[Exercise details]:
Copy out every record below, word for word.

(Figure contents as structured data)
--- Start ---

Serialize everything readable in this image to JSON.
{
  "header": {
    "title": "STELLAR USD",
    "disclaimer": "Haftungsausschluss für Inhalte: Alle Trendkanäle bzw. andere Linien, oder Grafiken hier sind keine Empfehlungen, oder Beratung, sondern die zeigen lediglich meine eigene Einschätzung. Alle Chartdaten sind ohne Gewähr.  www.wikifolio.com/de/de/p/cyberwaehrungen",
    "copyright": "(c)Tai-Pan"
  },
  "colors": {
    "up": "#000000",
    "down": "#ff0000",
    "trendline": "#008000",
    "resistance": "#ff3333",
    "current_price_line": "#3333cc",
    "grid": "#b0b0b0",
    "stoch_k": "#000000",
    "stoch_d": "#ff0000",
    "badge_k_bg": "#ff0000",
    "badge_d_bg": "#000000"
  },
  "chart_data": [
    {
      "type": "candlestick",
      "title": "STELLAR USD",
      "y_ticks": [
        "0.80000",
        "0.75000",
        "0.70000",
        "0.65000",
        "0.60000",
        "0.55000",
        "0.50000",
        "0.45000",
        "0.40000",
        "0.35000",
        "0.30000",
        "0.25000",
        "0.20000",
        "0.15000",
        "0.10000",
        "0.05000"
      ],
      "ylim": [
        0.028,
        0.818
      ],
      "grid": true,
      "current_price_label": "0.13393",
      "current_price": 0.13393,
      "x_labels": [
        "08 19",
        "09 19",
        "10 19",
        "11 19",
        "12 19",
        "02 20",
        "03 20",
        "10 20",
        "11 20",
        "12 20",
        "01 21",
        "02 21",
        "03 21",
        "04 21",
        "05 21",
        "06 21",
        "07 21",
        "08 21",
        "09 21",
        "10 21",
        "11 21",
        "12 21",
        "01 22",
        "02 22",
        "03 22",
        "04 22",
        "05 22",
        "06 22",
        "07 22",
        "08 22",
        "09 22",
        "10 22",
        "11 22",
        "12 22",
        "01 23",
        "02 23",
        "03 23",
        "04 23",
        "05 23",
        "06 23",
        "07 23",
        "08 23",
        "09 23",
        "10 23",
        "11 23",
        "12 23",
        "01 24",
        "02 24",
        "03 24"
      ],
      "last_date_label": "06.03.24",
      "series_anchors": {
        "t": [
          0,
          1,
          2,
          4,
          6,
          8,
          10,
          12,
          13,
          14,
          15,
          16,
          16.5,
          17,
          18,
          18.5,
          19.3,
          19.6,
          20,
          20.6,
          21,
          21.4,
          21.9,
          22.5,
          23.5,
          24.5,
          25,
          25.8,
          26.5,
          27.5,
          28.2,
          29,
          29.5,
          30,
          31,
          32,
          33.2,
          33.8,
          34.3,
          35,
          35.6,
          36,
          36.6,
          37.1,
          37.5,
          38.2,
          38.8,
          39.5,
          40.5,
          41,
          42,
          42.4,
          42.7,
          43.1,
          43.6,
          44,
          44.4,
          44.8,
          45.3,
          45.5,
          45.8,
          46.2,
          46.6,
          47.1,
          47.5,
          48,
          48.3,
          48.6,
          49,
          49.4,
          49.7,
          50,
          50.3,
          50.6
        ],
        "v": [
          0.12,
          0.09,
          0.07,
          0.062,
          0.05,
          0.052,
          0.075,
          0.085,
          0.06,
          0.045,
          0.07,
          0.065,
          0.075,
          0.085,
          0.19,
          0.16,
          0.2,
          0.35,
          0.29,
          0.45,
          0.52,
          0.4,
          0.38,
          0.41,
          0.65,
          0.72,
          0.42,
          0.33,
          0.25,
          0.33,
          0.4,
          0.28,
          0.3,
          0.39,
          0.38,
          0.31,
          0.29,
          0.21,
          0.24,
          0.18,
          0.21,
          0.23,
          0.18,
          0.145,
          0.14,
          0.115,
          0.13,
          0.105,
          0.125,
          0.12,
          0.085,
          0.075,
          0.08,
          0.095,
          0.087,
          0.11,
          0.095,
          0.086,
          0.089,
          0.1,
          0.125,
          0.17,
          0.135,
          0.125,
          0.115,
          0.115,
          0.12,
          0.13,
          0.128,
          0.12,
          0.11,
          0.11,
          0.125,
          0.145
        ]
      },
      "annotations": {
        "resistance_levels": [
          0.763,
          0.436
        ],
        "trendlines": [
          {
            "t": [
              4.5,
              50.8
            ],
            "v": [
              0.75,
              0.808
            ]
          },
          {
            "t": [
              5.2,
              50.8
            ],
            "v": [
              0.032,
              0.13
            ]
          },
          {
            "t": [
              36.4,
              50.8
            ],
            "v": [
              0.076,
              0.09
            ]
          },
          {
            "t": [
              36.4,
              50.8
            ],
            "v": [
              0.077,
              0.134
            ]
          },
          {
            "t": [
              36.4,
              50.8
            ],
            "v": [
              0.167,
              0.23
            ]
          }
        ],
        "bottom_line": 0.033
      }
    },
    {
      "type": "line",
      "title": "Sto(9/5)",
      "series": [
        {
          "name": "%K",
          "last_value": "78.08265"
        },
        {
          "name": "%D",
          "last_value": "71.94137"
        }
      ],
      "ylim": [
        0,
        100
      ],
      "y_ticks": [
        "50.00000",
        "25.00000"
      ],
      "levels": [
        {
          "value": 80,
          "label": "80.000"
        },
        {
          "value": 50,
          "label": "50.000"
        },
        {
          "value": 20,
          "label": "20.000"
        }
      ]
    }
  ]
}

--- End ---

[Answer below]:
Serialize everything readable in this image to JSON.
{
  "header": {
    "title": "STELLAR USD",
    "disclaimer": "Haftungsausschluss für Inhalte: Alle Trendkanäle bzw. andere Linien, oder Grafiken hier sind keine Empfehlungen, oder Beratung, sondern die zeigen lediglich meine eigene Einschätzung. Alle Chartdaten sind ohne Gewähr.  www.wikifolio.com/de/de/p/cyberwaehrungen",
    "copyright": "(c)Tai-Pan"
  },
  "colors": {
    "up": "#000000",
    "down": "#ff0000",
    "trendline": "#008000",
    "resistance": "#ff3333",
    "current_price_line": "#3333cc",
    "grid": "#b0b0b0",
    "stoch_k": "#000000",
    "stoch_d": "#ff0000",
    "badge_k_bg": "#ff0000",
    "badge_d_bg": "#000000"
  },
  "chart_data": [
    {
      "type": "candlestick",
      "title": "STELLAR USD",
      "y_ticks": [
        "0.80000",
        "0.75000",
        "0.70000",
        "0.65000",
        "0.60000",
        "0.55000",
        "0.50000",
        "0.45000",
        "0.40000",
        "0.35000",
        "0.30000",
        "0.25000",
        "0.20000",
        "0.15000",
        "0.10000",
        "0.05000"
      ],
      "ylim": [
        0.028,
        0.818
      ],
      "grid": true,
      "current_price_label": "0.13393",
      "current_price": 0.13393,
      "x_labels": [
        "08 19",
        "09 19",
        "10 19",
        "11 19",
        "12 19",
        "02 20",
        "03 20",
        "10 20",
        "11 20",
        "12 20",
        "01 21",
        "02 21",
        "03 21",
        "04 21",
        "05 21",
        "06 21",
        "07 21",
        "08 21",
        "09 21",
        "10 21",
        "11 21",
        "12 21",
        "01 22",
        "02 22",
        "03 22",
        "04 22",
        "05 22",
        "06 22",
        "07 22",
        "08 22",
        "09 22",
        "10 22",
        "11 22",
        "12 22",
        "01 23",
        "02 23",
        "03 23",
        "04 23",
        "05 23",
        "06 23",
        "07 23",
        "08 23",
        "09 23",
        "10 23",
        "11 23",
        "12 23",
        "01 24",
        "02 24",
        "03 24"
      ],
      "last_date_label": "06.03.24",
      "series_anchors": {
        "t": [
          0,
          1,
          2,
          4,
          6,
          8,
          10,
          12,
          13,
          14,
          15,
          16,
          16.5,
          17,
          18,
          18.5,
          19.3,
          19.6,
          20,
          20.6,
          21,
          21.4,
          21.9,
          22.5,
          23.5,
          24.5,
          25,
          25.8,
          26.5,
          27.5,
          28.2,
          29,
          29.5,
          30,
          31,
          32,
          33.2,
          33.8,
          34.3,
          35,
          35.6,
          36,
          36.6,
          37.1,
          37.5,
          38.2,
          38.8,
          39.5,
          40.5,
          41,
          42,
          42.4,
          42.7,
          43.1,
          43.6,
          44,
          44.4,
          44.8,
          45.3,
          45.5,
          45.8,
          46.2,
          46.6,
          47.1,
          47.5,
          48,
          48.3,
          48.6,
          49,
          49.4,
          49.7,
          50,
          50.3,
          50.6
        ],
        "v": [
          0.12,
          0.09,
          0.07,
          0.062,
          0.05,
          0.052,
          0.075,
          0.085,
          0.06,
          0.045,
          0.07,
          0.065,
          0.075,
          0.085,
          0.19,
          0.16,
          0.2,
          0.35,
          0.29,
          0.45,
          0.52,
          0.4,
          0.38,
          0.41,
          0.65,
          0.72,
          0.42,
          0.33,
          0.25,
          0.33,
          0.4,
          0.28,
          0.3,
          0.39,
          0.38,
          0.31,
          0.29,
          0.21,
          0.24,
          0.18,
          0.21,
          0.23,
          0.18,
          0.145,
          0.14,
          0.115,
          0.13,
          0.105,
          0.125,
          0.12,
          0.085,
          0.075,
          0.08,
          0.095,
          0.087,
          0.11,
          0.095,
          0.086,
          0.089,
          0.1,
          0.125,
          0.17,
          0.135,
          0.125,
          0.115,
          0.115,
          0.12,
          0.13,
          0.128,
          0.12,
          0.11,
          0.11,
          0.125,
          0.145
        ]
      },
      "annotations": {
        "resistance_levels": [
          0.763,
          0.436
        ],
        "trendlines": [
          {
            "t": [
              4.5,
              50.8
            ],
            "v": [
              0.75,
              0.808
            ]
          },
          {
            "t": [
              5.2,
              50.8
            ],
            "v": [
              0.032,
              0.13
            ]
          },
          {
            "t": [
              36.4,
              50.8
            ],
            "v": [
              0.076,
              0.09
            ]
          },
          {
            "t": [
              36.4,
              50.8
            ],
            "v": [
              0.077,
              0.134
            ]
          },
          {
            "t": [
              36.4,
              50.8
            ],
            "v": [
              0.167,
              0.23
            ]
          }
        ],
        "bottom_line": 0.033
      }
    },
    {
      "type": "line",
      "title": "Sto(9/5)",
      "series": [
        {
          "name": "%K",
          "last_value": "78.08265"
        },
        {
          "name": "%D",
          "last_value": "71.94137"
        }
      ],
      "ylim": [
        0,
        100
      ],
      "y_ticks": [
        "50.00000",
        "25.00000"
      ],
      "levels": [
        {
          "value": 80,
          "label": "80.000"
        },
        {
          "value": 50,
          "label": "50.000"
        },
        {
          "value": 20,
          "label": "20.000"
        }
      ]
    }
  ]
}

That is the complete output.